● Problem to solve:
In the listing below, identify each line with the word "CAMERA" and return those lines.

— begin —

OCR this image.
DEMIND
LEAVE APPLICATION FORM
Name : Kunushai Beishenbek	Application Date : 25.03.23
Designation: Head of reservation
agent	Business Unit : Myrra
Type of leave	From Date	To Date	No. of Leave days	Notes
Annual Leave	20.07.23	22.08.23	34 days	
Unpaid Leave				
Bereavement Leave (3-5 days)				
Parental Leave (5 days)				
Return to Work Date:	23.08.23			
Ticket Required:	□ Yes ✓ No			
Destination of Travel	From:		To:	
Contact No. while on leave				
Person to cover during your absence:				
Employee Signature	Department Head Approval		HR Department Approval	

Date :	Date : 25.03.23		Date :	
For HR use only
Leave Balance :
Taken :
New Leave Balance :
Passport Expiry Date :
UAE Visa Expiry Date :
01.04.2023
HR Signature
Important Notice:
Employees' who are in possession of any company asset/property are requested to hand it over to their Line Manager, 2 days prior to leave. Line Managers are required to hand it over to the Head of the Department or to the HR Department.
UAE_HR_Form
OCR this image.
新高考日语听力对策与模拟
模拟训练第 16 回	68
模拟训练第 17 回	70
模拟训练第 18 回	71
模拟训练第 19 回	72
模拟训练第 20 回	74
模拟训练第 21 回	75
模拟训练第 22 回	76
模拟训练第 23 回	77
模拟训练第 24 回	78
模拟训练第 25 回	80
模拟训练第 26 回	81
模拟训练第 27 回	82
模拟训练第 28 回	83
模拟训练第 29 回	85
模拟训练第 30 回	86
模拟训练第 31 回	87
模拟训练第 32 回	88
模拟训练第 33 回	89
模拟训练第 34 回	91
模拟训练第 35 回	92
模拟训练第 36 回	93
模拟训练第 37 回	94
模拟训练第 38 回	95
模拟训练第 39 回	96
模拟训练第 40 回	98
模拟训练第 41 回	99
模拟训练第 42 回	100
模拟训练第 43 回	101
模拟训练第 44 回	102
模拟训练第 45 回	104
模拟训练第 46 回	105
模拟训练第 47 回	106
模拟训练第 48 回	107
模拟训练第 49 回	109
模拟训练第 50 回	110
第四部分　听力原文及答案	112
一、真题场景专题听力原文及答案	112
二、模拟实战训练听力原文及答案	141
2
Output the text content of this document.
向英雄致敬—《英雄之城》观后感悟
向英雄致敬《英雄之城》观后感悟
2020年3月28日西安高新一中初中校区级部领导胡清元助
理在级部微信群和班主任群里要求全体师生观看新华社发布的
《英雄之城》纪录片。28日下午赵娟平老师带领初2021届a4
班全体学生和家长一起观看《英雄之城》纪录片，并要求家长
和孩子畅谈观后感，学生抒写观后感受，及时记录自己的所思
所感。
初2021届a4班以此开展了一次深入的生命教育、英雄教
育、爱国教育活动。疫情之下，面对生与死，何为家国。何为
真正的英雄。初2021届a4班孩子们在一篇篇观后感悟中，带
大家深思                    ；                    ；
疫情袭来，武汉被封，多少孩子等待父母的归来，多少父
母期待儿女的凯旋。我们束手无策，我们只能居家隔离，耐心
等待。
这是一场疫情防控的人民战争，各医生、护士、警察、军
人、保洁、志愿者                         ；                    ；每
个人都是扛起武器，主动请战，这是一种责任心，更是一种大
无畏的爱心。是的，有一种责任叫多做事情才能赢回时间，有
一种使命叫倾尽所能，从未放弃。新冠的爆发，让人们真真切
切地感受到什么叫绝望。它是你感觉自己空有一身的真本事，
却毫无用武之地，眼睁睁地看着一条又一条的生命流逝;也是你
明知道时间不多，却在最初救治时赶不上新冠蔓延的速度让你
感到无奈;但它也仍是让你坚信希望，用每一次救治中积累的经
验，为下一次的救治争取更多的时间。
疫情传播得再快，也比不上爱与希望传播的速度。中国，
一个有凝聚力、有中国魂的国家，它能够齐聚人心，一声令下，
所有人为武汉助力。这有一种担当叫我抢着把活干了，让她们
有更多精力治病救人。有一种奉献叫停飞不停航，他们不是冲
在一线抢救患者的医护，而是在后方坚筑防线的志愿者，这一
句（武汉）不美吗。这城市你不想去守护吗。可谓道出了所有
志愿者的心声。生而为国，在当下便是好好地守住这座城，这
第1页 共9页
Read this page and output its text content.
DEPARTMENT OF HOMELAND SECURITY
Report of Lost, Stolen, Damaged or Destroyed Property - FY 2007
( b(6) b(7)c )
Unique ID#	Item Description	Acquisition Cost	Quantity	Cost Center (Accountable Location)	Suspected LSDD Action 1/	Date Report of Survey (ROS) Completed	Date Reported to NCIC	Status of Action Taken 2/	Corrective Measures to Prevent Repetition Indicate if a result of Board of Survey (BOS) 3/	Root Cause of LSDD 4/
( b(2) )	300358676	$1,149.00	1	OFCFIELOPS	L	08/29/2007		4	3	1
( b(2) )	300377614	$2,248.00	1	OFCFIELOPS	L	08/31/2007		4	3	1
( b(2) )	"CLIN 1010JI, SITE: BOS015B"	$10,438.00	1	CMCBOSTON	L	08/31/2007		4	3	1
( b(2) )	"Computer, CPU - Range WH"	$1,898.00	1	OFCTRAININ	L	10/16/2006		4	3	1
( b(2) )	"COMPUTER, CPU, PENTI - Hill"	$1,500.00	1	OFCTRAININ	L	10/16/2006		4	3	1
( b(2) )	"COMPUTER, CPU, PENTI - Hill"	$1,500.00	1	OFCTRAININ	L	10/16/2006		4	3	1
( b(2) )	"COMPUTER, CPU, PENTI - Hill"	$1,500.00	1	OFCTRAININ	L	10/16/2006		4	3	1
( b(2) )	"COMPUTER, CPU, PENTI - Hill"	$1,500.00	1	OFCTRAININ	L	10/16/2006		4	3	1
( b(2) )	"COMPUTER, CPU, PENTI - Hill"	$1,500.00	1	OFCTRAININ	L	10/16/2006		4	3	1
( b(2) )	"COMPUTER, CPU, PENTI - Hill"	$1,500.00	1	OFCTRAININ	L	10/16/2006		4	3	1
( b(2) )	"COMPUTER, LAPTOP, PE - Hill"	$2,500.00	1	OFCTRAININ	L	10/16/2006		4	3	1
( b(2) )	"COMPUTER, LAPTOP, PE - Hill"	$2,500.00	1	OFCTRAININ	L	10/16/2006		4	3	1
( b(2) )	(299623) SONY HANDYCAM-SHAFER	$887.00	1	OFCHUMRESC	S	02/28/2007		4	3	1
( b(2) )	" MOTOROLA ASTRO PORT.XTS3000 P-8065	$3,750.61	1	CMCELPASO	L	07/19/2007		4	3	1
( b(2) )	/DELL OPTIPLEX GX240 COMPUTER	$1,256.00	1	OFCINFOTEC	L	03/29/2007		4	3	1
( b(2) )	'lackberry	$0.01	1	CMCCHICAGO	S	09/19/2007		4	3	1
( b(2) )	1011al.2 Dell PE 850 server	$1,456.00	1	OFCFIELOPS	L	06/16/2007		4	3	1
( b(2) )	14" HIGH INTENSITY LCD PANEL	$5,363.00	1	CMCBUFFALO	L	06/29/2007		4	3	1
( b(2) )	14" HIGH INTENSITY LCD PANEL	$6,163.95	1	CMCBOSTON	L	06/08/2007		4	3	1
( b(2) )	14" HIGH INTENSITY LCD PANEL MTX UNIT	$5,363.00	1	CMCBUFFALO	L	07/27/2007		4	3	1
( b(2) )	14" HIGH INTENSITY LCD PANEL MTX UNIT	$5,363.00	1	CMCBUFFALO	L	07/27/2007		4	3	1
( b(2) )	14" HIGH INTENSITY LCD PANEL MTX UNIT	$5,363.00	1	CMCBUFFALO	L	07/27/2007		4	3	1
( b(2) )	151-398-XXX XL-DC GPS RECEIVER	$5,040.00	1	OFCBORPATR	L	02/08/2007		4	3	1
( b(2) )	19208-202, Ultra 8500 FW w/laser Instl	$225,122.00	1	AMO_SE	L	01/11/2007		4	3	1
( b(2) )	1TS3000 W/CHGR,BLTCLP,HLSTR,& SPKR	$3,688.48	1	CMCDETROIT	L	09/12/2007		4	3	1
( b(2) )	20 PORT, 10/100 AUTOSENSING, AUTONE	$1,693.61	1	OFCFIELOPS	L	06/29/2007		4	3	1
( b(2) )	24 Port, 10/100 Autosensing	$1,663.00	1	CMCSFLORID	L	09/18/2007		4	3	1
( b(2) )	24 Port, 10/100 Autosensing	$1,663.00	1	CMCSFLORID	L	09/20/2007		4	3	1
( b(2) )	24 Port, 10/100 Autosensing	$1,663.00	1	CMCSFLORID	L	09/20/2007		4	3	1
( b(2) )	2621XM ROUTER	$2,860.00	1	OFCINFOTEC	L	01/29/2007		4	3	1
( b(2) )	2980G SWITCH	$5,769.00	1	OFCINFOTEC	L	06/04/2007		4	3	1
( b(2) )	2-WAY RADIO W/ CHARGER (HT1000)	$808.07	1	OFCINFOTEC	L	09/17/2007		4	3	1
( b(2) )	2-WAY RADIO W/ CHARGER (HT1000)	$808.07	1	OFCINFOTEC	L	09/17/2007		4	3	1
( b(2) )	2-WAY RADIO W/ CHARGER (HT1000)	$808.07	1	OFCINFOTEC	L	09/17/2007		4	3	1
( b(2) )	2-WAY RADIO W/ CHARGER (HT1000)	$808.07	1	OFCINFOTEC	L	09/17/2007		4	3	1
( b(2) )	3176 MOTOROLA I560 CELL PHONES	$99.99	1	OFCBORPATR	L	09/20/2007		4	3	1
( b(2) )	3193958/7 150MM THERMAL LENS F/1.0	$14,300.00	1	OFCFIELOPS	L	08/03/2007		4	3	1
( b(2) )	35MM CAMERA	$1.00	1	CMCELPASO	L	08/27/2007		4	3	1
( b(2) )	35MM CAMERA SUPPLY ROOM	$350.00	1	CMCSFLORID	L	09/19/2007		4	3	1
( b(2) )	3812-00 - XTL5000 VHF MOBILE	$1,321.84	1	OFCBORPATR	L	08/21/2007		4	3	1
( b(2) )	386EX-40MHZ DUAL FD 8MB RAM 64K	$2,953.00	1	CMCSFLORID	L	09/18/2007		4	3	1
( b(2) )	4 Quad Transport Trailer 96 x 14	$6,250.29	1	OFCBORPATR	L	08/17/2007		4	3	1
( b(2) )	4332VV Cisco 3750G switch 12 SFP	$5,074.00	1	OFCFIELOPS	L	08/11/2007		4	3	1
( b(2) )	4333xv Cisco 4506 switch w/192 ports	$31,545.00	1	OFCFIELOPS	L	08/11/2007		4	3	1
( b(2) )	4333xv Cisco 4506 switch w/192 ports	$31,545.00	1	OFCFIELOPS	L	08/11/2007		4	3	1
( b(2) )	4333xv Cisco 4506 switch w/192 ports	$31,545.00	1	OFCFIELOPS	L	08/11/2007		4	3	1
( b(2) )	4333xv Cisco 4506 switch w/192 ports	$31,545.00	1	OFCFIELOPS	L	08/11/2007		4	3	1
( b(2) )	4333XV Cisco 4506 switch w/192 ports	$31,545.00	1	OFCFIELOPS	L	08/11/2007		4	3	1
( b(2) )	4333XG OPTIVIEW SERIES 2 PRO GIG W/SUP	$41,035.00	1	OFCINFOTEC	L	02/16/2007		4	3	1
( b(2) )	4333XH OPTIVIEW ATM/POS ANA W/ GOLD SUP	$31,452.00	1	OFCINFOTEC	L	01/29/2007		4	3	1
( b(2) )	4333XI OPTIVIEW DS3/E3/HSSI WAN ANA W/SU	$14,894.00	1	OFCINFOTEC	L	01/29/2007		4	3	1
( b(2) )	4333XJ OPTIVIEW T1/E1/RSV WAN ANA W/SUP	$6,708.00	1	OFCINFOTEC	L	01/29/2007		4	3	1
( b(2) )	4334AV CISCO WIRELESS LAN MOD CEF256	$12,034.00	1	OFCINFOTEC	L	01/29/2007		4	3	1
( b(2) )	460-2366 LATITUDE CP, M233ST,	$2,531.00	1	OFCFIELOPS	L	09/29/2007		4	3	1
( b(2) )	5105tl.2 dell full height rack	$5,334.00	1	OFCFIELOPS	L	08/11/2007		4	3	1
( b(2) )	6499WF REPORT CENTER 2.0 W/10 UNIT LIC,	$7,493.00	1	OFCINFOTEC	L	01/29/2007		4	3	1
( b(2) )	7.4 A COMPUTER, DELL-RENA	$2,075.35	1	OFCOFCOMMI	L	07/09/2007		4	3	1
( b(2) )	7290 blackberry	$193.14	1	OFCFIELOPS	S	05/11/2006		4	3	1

— end —

● Expected output:
( b(2) )	35MM CAMERA	$1.00	1	CMCELPASO	L	08/27/2007		4	3	1
( b(2) )	35MM CAMERA SUPPLY ROOM	$350.00	1	CMCSFLORID	L	09/19/2007		4	3	1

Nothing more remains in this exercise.